GIVEN REQUEST :: Search the data below for the string "Stage". Extract every line that contains it.

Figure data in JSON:

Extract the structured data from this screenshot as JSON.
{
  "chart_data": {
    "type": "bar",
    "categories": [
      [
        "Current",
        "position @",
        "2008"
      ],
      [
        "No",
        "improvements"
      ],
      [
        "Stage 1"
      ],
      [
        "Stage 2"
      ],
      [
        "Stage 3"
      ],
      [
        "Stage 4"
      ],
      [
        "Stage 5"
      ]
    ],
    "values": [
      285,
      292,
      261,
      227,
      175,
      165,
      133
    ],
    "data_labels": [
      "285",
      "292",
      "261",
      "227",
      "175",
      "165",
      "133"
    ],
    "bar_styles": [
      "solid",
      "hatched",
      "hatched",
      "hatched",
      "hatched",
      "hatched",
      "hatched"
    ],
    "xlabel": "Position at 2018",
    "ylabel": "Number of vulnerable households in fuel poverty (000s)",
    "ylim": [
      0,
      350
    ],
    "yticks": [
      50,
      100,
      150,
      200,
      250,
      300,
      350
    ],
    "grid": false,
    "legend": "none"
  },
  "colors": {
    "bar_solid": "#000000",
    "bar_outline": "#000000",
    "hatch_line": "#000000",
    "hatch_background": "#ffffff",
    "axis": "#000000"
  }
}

OUTPUT OF THE EXERCISE ::
        "Stage 1"
        "Stage 2"
        "Stage 3"
        "Stage 4"
        "Stage 5"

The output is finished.